— start —
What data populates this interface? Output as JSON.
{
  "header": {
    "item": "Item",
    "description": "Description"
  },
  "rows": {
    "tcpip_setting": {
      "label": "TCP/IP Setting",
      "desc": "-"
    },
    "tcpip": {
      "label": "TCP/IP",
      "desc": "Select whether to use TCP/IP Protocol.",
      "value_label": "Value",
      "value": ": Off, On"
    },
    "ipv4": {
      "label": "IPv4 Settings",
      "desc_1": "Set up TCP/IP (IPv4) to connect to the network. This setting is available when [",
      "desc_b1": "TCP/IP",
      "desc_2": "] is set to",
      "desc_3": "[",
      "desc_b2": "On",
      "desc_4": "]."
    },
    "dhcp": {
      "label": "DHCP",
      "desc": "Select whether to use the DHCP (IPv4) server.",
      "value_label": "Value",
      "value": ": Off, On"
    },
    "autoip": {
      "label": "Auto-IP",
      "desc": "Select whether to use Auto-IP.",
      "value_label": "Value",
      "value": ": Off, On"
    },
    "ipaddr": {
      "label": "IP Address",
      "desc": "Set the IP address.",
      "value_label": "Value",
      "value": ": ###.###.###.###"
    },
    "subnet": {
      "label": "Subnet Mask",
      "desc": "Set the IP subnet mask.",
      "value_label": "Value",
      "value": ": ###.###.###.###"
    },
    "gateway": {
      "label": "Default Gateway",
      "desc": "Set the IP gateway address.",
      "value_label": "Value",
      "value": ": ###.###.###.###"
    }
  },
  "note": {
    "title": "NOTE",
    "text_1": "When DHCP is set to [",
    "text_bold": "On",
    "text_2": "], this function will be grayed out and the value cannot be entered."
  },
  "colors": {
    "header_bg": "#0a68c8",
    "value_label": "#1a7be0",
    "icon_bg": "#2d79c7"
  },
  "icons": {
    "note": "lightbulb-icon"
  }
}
— end —
Problem statement -
Return the whole listing exactly.

Answer to the exercise -
What data populates this interface? Output as JSON.
{
  "header": {
    "item": "Item",
    "description": "Description"
  },
  "rows": {
    "tcpip_setting": {
      "label": "TCP/IP Setting",
      "desc": "-"
    },
    "tcpip": {
      "label": "TCP/IP",
      "desc": "Select whether to use TCP/IP Protocol.",
      "value_label": "Value",
      "value": ": Off, On"
    },
    "ipv4": {
      "label": "IPv4 Settings",
      "desc_1": "Set up TCP/IP (IPv4) to connect to the network. This setting is available when [",
      "desc_b1": "TCP/IP",
      "desc_2": "] is set to",
      "desc_3": "[",
      "desc_b2": "On",
      "desc_4": "]."
    },
    "dhcp": {
      "label": "DHCP",
      "desc": "Select whether to use the DHCP (IPv4) server.",
      "value_label": "Value",
      "value": ": Off, On"
    },
    "autoip": {
      "label": "Auto-IP",
      "desc": "Select whether to use Auto-IP.",
      "value_label": "Value",
      "value": ": Off, On"
    },
    "ipaddr": {
      "label": "IP Address",
      "desc": "Set the IP address.",
      "value_label": "Value",
      "value": ": ###.###.###.###"
    },
    "subnet": {
      "label": "Subnet Mask",
      "desc": "Set the IP subnet mask.",
      "value_label": "Value",
      "value": ": ###.###.###.###"
    },
    "gateway": {
      "label": "Default Gateway",
      "desc": "Set the IP gateway address.",
      "value_label": "Value",
      "value": ": ###.###.###.###"
    }
  },
  "note": {
    "title": "NOTE",
    "text_1": "When DHCP is set to [",
    "text_bold": "On",
    "text_2": "], this function will be grayed out and the value cannot be entered."
  },
  "colors": {
    "header_bg": "#0a68c8",
    "value_label": "#1a7be0",
    "icon_bg": "#2d79c7"
  },
  "icons": {
    "note": "lightbulb-icon"
  }
}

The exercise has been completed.